Task instructions — Copy each line below without leaving any out.

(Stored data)
※
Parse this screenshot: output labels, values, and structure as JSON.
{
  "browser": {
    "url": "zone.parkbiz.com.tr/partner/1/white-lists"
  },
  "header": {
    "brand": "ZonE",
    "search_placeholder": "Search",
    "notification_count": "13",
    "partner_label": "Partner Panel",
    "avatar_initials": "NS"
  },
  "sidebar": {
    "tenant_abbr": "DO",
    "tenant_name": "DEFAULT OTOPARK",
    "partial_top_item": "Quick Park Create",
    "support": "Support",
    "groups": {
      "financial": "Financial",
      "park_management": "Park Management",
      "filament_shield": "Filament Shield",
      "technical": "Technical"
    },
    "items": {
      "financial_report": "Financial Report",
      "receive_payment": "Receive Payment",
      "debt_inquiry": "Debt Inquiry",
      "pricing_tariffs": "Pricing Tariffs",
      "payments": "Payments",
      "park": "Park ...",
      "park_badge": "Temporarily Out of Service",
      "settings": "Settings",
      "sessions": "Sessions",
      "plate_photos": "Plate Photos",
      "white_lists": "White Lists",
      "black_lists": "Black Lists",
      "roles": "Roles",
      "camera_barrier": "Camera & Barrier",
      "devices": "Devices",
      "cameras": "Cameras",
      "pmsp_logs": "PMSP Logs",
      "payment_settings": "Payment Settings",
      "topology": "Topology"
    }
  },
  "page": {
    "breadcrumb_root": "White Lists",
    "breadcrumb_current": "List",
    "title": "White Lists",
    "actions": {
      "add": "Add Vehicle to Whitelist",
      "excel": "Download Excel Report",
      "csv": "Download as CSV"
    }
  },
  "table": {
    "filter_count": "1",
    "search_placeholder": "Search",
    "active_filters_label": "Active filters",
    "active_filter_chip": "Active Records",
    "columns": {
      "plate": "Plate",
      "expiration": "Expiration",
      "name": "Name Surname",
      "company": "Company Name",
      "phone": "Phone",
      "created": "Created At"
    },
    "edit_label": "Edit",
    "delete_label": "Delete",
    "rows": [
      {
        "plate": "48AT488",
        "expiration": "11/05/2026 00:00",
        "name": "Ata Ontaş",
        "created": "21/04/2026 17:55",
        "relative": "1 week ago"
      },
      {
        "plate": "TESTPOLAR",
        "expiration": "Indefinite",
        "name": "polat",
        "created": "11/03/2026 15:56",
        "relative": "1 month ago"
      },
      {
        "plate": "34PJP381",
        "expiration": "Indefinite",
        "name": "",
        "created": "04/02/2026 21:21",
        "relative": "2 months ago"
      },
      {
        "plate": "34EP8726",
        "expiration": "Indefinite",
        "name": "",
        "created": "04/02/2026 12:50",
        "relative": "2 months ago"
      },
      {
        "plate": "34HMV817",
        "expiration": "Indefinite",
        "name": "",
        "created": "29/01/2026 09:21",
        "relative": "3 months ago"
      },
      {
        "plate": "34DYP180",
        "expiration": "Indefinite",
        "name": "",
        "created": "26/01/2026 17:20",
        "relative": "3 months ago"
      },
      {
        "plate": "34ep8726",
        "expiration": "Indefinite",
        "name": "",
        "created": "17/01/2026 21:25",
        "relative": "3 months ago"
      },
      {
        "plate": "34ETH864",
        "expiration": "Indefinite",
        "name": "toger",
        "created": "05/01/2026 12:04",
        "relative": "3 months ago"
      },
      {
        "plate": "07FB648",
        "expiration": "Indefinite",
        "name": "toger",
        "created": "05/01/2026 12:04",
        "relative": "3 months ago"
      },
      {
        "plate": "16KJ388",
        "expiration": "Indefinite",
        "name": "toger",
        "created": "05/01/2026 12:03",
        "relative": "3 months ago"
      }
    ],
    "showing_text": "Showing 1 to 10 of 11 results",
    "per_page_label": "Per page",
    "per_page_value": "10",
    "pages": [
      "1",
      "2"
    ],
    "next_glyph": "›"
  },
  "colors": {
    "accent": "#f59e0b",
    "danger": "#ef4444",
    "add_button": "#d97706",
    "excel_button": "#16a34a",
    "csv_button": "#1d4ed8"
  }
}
※
Task output —
Parse this screenshot: output labels, values, and structure as JSON.
{
  "browser": {
    "url": "zone.parkbiz.com.tr/partner/1/white-lists"
  },
  "header": {
    "brand": "ZonE",
    "search_placeholder": "Search",
    "notification_count": "13",
    "partner_label": "Partner Panel",
    "avatar_initials": "NS"
  },
  "sidebar": {
    "tenant_abbr": "DO",
    "tenant_name": "DEFAULT OTOPARK",
    "partial_top_item": "Quick Park Create",
    "support": "Support",
    "groups": {
      "financial": "Financial",
      "park_management": "Park Management",
      "filament_shield": "Filament Shield",
      "technical": "Technical"
    },
    "items": {
      "financial_report": "Financial Report",
      "receive_payment": "Receive Payment",
      "debt_inquiry": "Debt Inquiry",
      "pricing_tariffs": "Pricing Tariffs",
      "payments": "Payments",
      "park": "Park ...",
      "park_badge": "Temporarily Out of Service",
      "settings": "Settings",
      "sessions": "Sessions",
      "plate_photos": "Plate Photos",
      "white_lists": "White Lists",
      "black_lists": "Black Lists",
      "roles": "Roles",
      "camera_barrier": "Camera & Barrier",
      "devices": "Devices",
      "cameras": "Cameras",
      "pmsp_logs": "PMSP Logs",
      "payment_settings": "Payment Settings",
      "topology": "Topology"
    }
  },
  "page": {
    "breadcrumb_root": "White Lists",
    "breadcrumb_current": "List",
    "title": "White Lists",
    "actions": {
      "add": "Add Vehicle to Whitelist",
      "excel": "Download Excel Report",
      "csv": "Download as CSV"
    }
  },
  "table": {
    "filter_count": "1",
    "search_placeholder": "Search",
    "active_filters_label": "Active filters",
    "active_filter_chip": "Active Records",
    "columns": {
      "plate": "Plate",
      "expiration": "Expiration",
      "name": "Name Surname",
      "company": "Company Name",
      "phone": "Phone",
      "created": "Created At"
    },
    "edit_label": "Edit",
    "delete_label": "Delete",
    "rows": [
      {
        "plate": "48AT488",
        "expiration": "11/05/2026 00:00",
        "name": "Ata Ontaş",
        "created": "21/04/2026 17:55",
        "relative": "1 week ago"
      },
      {
        "plate": "TESTPOLAR",
        "expiration": "Indefinite",
        "name": "polat",
        "created": "11/03/2026 15:56",
        "relative": "1 month ago"
      },
      {
        "plate": "34PJP381",
        "expiration": "Indefinite",
        "name": "",
        "created": "04/02/2026 21:21",
        "relative": "2 months ago"
      },
      {
        "plate": "34EP8726",
        "expiration": "Indefinite",
        "name": "",
        "created": "04/02/2026 12:50",
        "relative": "2 months ago"
      },
      {
        "plate": "34HMV817",
        "expiration": "Indefinite",
        "name": "",
        "created": "29/01/2026 09:21",
        "relative": "3 months ago"
      },
      {
        "plate": "34DYP180",
        "expiration": "Indefinite",
        "name": "",
        "created": "26/01/2026 17:20",
        "relative": "3 months ago"
      },
      {
        "plate": "34ep8726",
        "expiration": "Indefinite",
        "name": "",
        "created": "17/01/2026 21:25",
        "relative": "3 months ago"
      },
      {
        "plate": "34ETH864",
        "expiration": "Indefinite",
        "name": "toger",
        "created": "05/01/2026 12:04",
        "relative": "3 months ago"
      },
      {
        "plate": "07FB648",
        "expiration": "Indefinite",
        "name": "toger",
        "created": "05/01/2026 12:04",
        "relative": "3 months ago"
      },
      {
        "plate": "16KJ388",
        "expiration": "Indefinite",
        "name": "toger",
        "created": "05/01/2026 12:03",
        "relative": "3 months ago"
      }
    ],
    "showing_text": "Showing 1 to 10 of 11 results",
    "per_page_label": "Per page",
    "per_page_value": "10",
    "pages": [
      "1",
      "2"
    ],
    "next_glyph": "›"
  },
  "colors": {
    "accent": "#f59e0b",
    "danger": "#ef4444",
    "add_button": "#d97706",
    "excel_button": "#16a34a",
    "csv_button": "#1d4ed8"
  }
}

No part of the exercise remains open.